== TASK TO CARRY OUT ==
Collect all lines from the listing that include the string "long".

-- BEGIN --

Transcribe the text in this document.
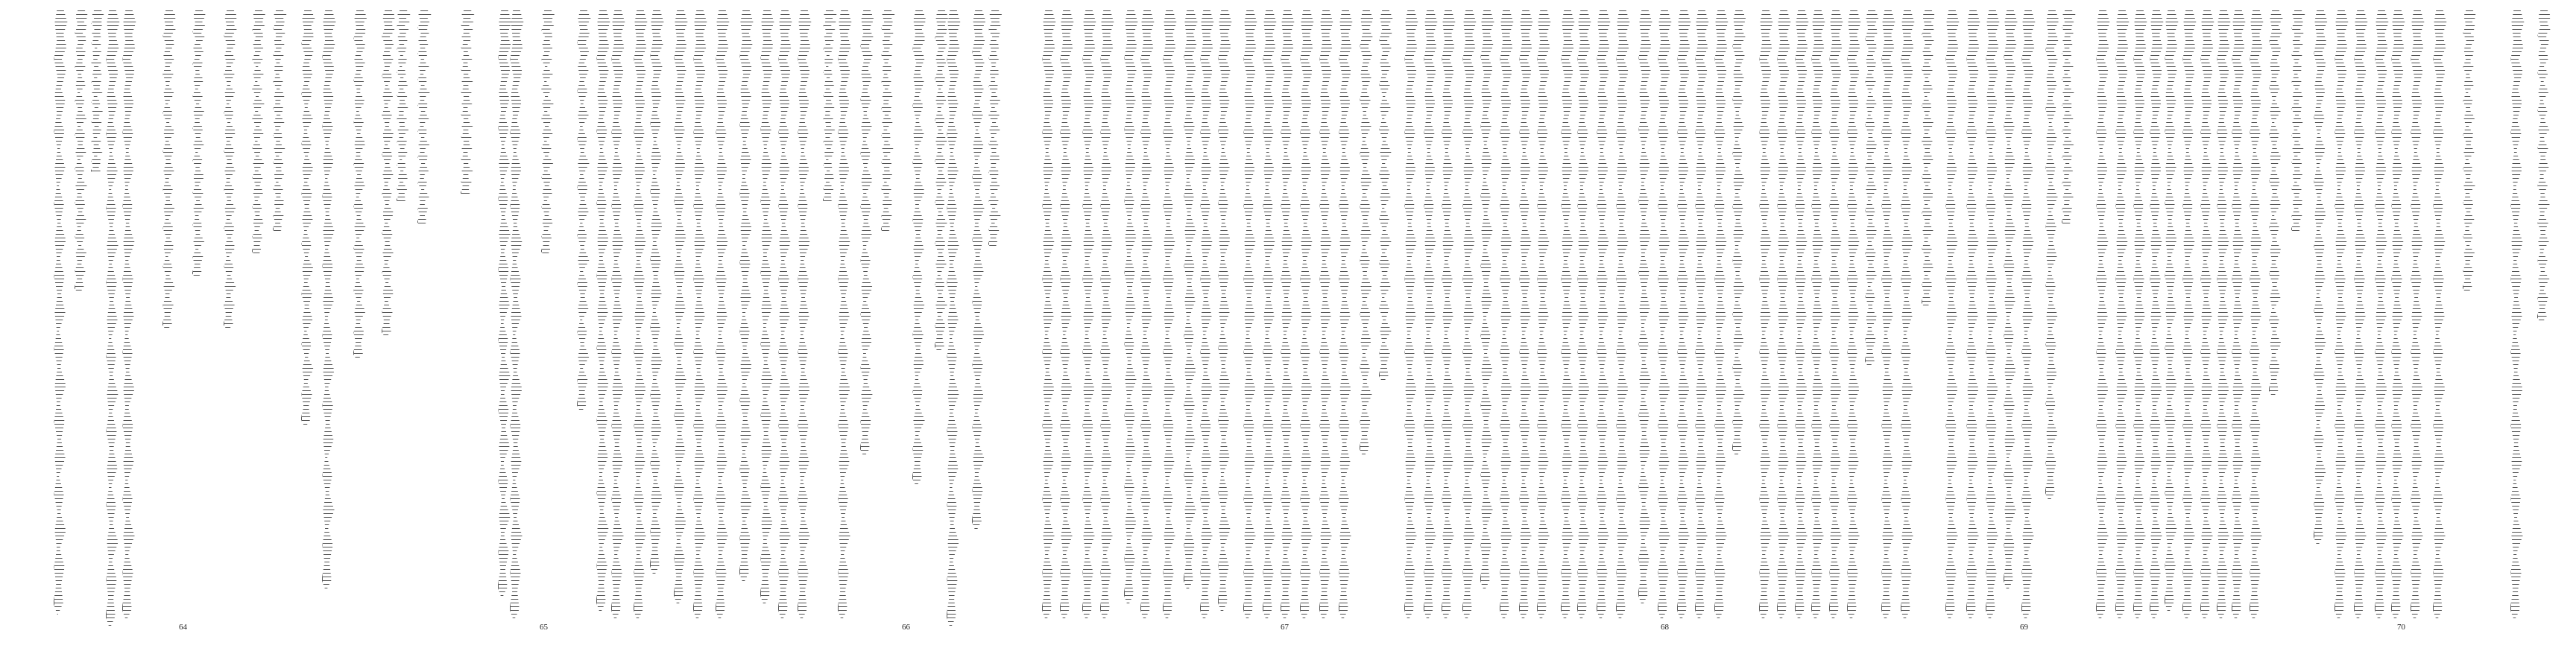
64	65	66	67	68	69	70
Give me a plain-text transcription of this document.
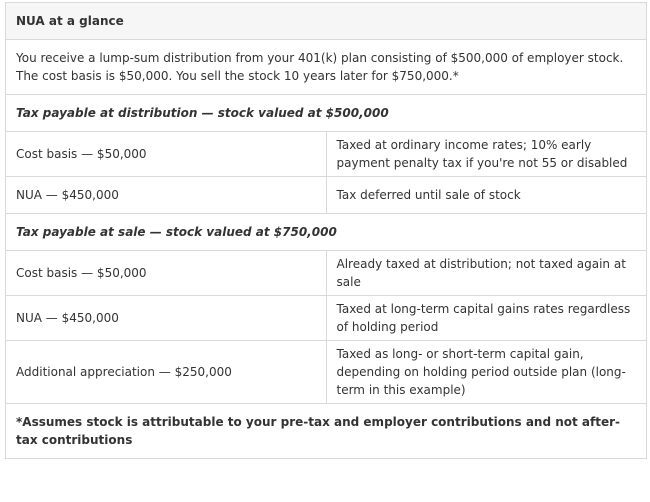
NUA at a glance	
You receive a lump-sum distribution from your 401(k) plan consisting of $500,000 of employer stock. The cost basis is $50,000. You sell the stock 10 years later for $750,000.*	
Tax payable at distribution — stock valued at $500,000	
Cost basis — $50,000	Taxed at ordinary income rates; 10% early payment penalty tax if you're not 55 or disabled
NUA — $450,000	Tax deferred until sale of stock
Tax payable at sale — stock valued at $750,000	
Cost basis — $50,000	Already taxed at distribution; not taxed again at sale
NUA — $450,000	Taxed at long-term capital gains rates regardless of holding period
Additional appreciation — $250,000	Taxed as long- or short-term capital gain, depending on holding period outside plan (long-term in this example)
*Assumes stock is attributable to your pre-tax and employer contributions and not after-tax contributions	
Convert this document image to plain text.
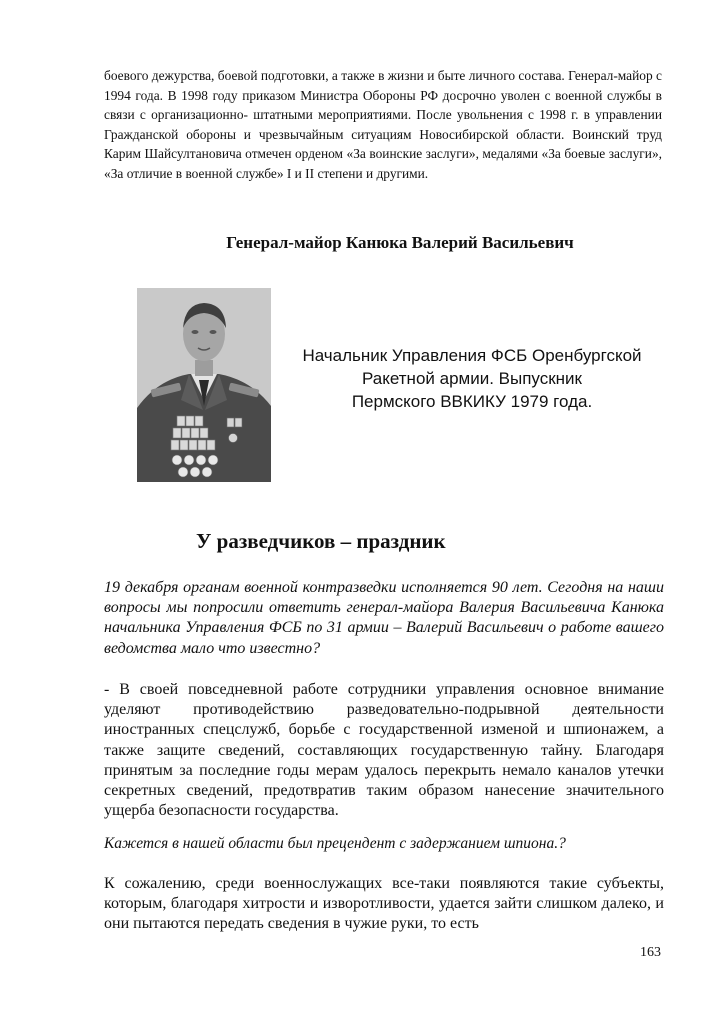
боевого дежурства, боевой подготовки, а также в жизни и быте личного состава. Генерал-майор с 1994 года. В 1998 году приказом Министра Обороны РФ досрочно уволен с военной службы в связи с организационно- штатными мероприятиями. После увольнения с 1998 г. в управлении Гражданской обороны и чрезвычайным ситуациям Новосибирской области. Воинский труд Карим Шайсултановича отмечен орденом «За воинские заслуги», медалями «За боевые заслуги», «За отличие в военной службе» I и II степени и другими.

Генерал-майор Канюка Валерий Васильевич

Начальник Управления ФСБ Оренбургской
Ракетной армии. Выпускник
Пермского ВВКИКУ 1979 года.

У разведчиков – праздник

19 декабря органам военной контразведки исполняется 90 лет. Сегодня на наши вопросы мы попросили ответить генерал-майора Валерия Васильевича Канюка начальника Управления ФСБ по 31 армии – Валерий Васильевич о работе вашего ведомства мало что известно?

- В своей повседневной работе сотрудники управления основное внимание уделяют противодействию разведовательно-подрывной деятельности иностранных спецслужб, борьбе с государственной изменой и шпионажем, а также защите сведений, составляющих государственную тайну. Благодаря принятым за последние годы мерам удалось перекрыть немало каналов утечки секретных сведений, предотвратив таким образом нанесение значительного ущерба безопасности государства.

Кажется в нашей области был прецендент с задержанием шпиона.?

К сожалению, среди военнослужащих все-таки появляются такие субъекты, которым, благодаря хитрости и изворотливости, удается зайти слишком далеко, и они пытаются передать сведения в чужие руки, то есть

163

-- END --
-- BEGIN --

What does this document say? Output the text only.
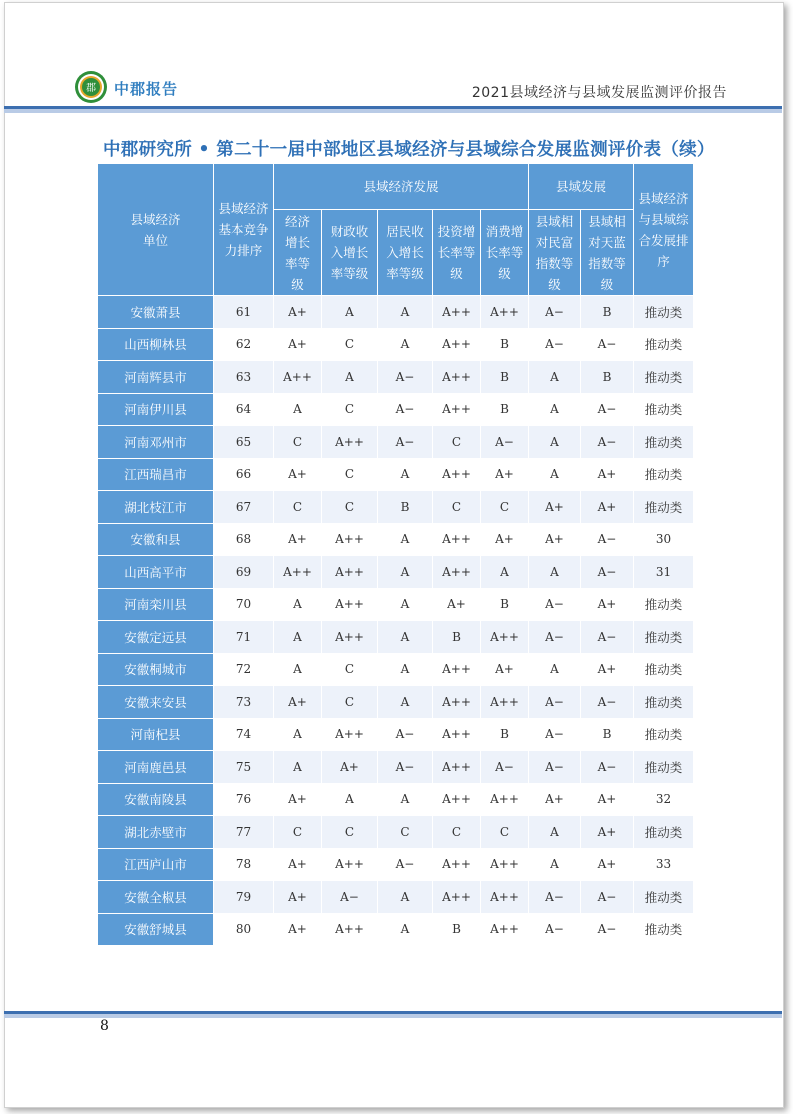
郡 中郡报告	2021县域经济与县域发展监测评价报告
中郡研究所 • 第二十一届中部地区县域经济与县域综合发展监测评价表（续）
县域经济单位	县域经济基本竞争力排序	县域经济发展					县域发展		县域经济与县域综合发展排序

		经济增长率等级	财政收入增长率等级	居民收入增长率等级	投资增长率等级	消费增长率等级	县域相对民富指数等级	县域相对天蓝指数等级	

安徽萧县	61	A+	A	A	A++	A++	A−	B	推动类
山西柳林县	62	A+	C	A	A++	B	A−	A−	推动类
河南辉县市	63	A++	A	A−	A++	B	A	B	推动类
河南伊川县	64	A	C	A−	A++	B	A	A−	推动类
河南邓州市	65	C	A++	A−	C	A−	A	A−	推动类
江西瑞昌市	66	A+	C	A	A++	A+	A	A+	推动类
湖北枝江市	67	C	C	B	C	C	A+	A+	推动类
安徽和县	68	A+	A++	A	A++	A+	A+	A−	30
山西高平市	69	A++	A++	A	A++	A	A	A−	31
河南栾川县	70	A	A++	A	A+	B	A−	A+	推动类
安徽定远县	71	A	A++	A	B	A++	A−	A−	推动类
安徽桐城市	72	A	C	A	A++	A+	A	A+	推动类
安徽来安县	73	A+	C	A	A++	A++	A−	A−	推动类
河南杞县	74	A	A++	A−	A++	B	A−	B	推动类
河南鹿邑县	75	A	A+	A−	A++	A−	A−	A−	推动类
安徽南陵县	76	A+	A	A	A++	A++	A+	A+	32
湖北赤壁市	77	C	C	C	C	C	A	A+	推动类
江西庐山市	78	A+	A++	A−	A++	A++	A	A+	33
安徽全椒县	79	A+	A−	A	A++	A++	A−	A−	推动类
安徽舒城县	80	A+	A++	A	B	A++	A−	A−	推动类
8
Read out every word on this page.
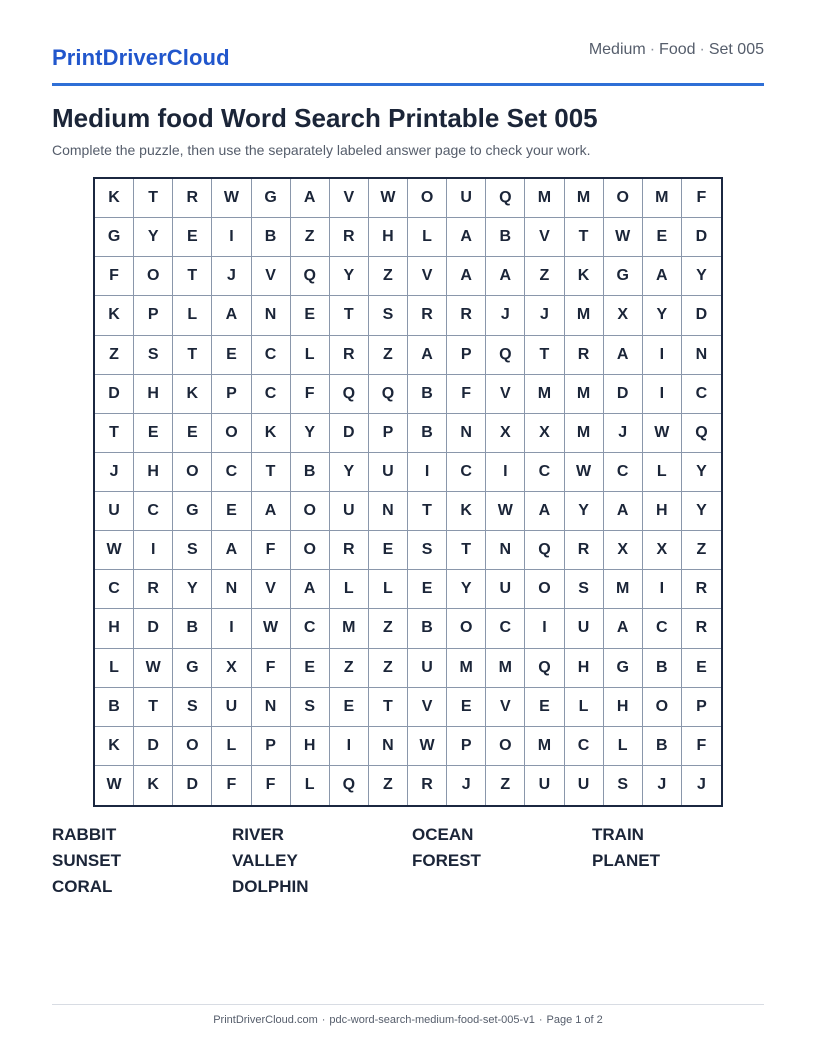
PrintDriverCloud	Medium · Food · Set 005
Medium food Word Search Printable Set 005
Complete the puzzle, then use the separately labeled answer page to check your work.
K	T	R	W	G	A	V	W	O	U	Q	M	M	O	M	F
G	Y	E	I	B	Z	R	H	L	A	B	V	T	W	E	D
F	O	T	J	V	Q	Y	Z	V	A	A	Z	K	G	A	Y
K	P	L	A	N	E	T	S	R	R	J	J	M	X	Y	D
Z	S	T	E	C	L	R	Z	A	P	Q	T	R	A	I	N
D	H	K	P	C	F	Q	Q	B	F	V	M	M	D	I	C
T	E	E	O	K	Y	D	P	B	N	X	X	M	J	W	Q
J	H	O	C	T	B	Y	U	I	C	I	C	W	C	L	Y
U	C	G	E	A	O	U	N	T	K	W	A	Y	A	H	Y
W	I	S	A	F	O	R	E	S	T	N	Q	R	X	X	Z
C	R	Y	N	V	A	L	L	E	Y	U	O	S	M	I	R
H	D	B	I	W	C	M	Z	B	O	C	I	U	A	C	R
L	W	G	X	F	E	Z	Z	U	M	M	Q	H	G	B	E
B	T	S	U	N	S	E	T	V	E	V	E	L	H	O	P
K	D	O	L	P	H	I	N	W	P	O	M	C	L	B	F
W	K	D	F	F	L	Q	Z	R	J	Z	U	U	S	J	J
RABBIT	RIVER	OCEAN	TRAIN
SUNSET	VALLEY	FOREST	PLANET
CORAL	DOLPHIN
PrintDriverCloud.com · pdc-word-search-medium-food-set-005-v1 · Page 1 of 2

-- END --
-- BEGIN --

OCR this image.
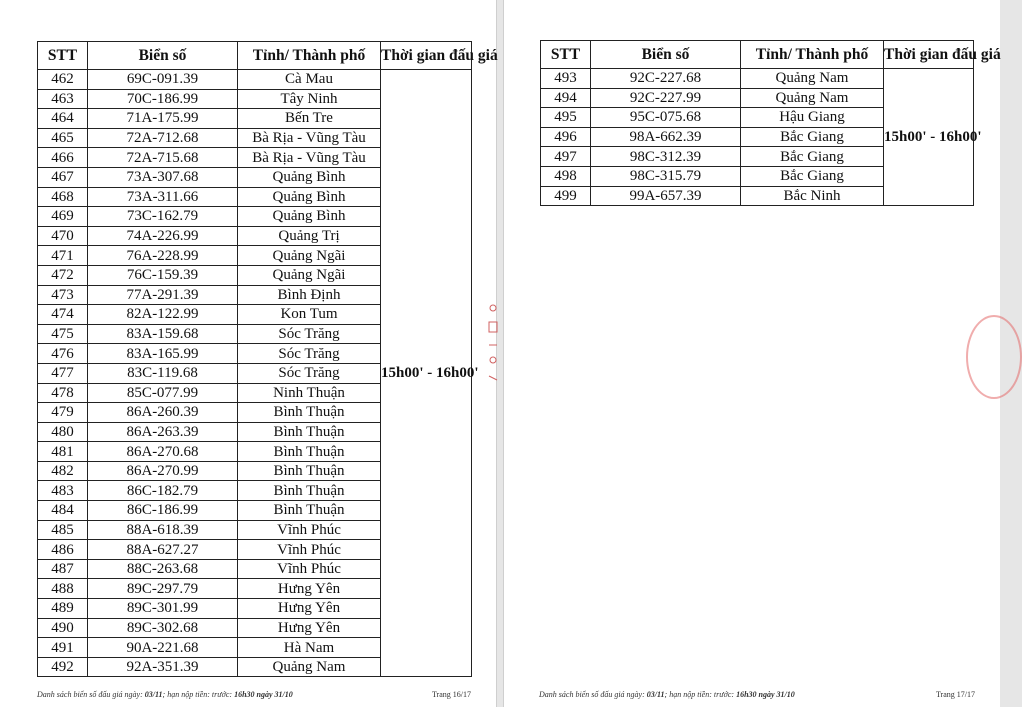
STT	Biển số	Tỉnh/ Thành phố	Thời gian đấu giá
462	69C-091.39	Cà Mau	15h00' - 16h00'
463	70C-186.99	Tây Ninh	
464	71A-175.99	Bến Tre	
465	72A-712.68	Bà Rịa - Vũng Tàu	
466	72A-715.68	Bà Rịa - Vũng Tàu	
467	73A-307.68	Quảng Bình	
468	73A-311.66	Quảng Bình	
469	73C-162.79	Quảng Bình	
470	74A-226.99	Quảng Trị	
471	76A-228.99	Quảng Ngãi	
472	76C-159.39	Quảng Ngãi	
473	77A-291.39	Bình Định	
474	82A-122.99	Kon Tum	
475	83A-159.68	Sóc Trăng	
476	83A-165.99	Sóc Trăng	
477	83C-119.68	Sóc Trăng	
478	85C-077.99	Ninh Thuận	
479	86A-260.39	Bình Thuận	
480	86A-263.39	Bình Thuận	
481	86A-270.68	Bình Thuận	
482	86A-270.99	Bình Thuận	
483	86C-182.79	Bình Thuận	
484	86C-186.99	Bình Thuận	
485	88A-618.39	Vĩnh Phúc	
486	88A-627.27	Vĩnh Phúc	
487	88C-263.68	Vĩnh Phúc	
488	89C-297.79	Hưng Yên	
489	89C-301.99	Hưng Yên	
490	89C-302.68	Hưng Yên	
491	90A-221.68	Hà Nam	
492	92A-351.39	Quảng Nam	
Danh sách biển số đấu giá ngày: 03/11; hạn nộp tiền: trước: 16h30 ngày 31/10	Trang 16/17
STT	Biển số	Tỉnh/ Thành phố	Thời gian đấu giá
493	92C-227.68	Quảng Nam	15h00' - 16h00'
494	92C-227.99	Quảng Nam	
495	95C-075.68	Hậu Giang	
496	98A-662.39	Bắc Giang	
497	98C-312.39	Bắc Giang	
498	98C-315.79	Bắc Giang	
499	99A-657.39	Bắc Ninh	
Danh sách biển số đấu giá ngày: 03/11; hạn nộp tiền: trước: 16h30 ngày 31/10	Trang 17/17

-- END --

== RIGHT ANSWER ==
NUA — $450,000	Taxed at long-term capital gains rates regardless of holding period
Additional appreciation — $250,000	Taxed as long- or short-term capital gain, depending on holding period outside plan (long-term in this example)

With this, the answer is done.